(Figure data in JSON)
■ ■ ■

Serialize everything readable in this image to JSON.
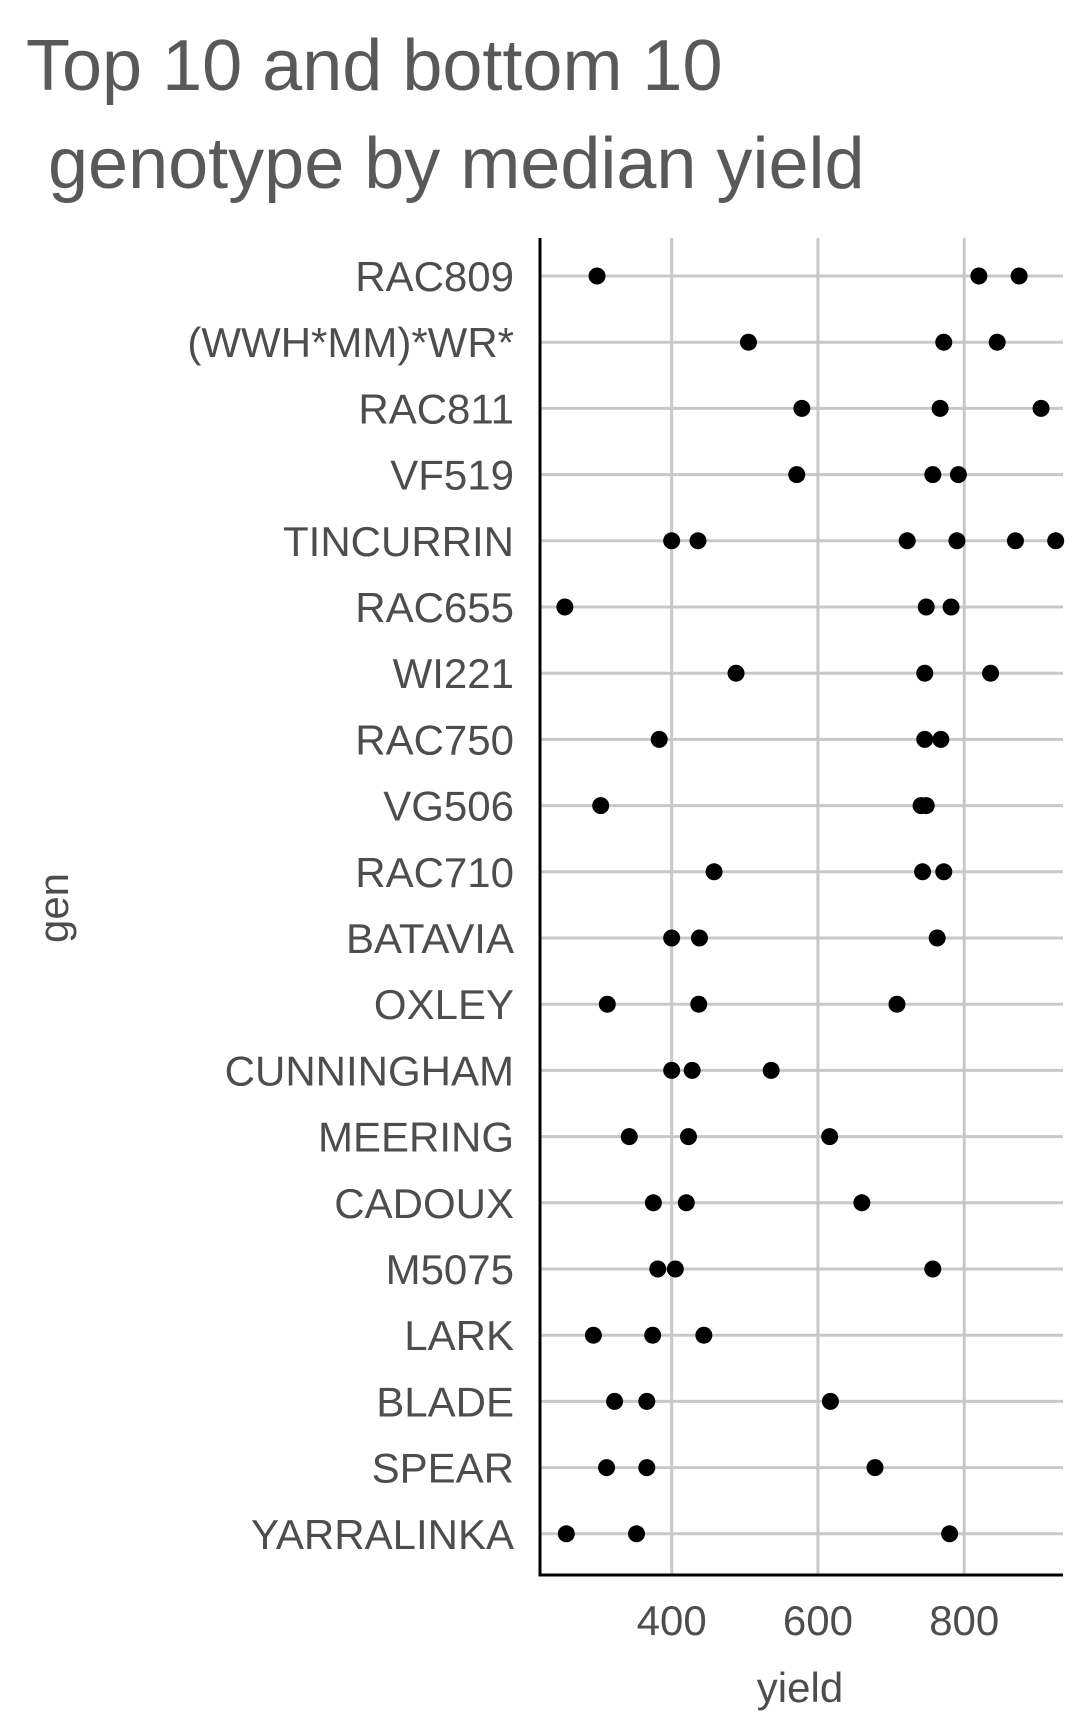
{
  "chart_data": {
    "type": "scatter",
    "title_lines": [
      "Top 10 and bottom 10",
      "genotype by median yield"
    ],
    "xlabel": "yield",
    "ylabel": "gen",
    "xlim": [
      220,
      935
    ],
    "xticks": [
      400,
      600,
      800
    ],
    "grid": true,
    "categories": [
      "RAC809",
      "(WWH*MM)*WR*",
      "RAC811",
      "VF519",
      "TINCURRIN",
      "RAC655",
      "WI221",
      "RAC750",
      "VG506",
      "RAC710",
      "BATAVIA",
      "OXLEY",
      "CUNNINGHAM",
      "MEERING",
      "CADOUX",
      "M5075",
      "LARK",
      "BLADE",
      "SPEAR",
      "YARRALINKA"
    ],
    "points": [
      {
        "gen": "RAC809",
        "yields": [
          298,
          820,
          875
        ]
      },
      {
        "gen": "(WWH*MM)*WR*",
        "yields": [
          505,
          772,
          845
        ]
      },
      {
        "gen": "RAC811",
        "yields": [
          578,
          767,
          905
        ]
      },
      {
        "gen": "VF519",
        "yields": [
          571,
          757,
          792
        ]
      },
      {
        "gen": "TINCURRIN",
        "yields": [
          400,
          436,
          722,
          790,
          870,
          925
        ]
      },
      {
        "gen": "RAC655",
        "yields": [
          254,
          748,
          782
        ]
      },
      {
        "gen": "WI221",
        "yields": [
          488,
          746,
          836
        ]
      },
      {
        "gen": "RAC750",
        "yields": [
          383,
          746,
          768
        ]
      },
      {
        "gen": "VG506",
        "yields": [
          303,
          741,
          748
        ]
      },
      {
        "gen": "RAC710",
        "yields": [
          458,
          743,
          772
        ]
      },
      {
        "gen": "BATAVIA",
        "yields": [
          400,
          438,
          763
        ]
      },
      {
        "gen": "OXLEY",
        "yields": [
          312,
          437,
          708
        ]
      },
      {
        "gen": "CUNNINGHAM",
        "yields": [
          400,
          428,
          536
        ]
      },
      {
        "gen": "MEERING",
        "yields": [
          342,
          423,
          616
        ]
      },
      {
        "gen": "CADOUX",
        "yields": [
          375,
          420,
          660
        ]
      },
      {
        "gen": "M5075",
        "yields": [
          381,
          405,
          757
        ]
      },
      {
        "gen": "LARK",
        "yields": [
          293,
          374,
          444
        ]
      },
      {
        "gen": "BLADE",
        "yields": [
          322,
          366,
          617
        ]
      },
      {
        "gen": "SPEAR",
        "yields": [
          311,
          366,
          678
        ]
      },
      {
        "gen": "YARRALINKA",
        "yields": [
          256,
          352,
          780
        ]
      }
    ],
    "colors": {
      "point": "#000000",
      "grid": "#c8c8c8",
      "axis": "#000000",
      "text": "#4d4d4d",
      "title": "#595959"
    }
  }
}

■ ■ ■

What you need to do: Copy out all the entries exactly. Images stay out of the copy.

Response for this exercise:
Serialize everything readable in this image to JSON.
{
  "chart_data": {
    "type": "scatter",
    "title_lines": [
      "Top 10 and bottom 10",
      "genotype by median yield"
    ],
    "xlabel": "yield",
    "ylabel": "gen",
    "xlim": [
      220,
      935
    ],
    "xticks": [
      400,
      600,
      800
    ],
    "grid": true,
    "categories": [
      "RAC809",
      "(WWH*MM)*WR*",
      "RAC811",
      "VF519",
      "TINCURRIN",
      "RAC655",
      "WI221",
      "RAC750",
      "VG506",
      "RAC710",
      "BATAVIA",
      "OXLEY",
      "CUNNINGHAM",
      "MEERING",
      "CADOUX",
      "M5075",
      "LARK",
      "BLADE",
      "SPEAR",
      "YARRALINKA"
    ],
    "points": [
      {
        "gen": "RAC809",
        "yields": [
          298,
          820,
          875
        ]
      },
      {
        "gen": "(WWH*MM)*WR*",
        "yields": [
          505,
          772,
          845
        ]
      },
      {
        "gen": "RAC811",
        "yields": [
          578,
          767,
          905
        ]
      },
      {
        "gen": "VF519",
        "yields": [
          571,
          757,
          792
        ]
      },
      {
        "gen": "TINCURRIN",
        "yields": [
          400,
          436,
          722,
          790,
          870,
          925
        ]
      },
      {
        "gen": "RAC655",
        "yields": [
          254,
          748,
          782
        ]
      },
      {
        "gen": "WI221",
        "yields": [
          488,
          746,
          836
        ]
      },
      {
        "gen": "RAC750",
        "yields": [
          383,
          746,
          768
        ]
      },
      {
        "gen": "VG506",
        "yields": [
          303,
          741,
          748
        ]
      },
      {
        "gen": "RAC710",
        "yields": [
          458,
          743,
          772
        ]
      },
      {
        "gen": "BATAVIA",
        "yields": [
          400,
          438,
          763
        ]
      },
      {
        "gen": "OXLEY",
        "yields": [
          312,
          437,
          708
        ]
      },
      {
        "gen": "CUNNINGHAM",
        "yields": [
          400,
          428,
          536
        ]
      },
      {
        "gen": "MEERING",
        "yields": [
          342,
          423,
          616
        ]
      },
      {
        "gen": "CADOUX",
        "yields": [
          375,
          420,
          660
        ]
      },
      {
        "gen": "M5075",
        "yields": [
          381,
          405,
          757
        ]
      },
      {
        "gen": "LARK",
        "yields": [
          293,
          374,
          444
        ]
      },
      {
        "gen": "BLADE",
        "yields": [
          322,
          366,
          617
        ]
      },
      {
        "gen": "SPEAR",
        "yields": [
          311,
          366,
          678
        ]
      },
      {
        "gen": "YARRALINKA",
        "yields": [
          256,
          352,
          780
        ]
      }
    ],
    "colors": {
      "point": "#000000",
      "grid": "#c8c8c8",
      "axis": "#000000",
      "text": "#4d4d4d",
      "title": "#595959"
    }
  }
}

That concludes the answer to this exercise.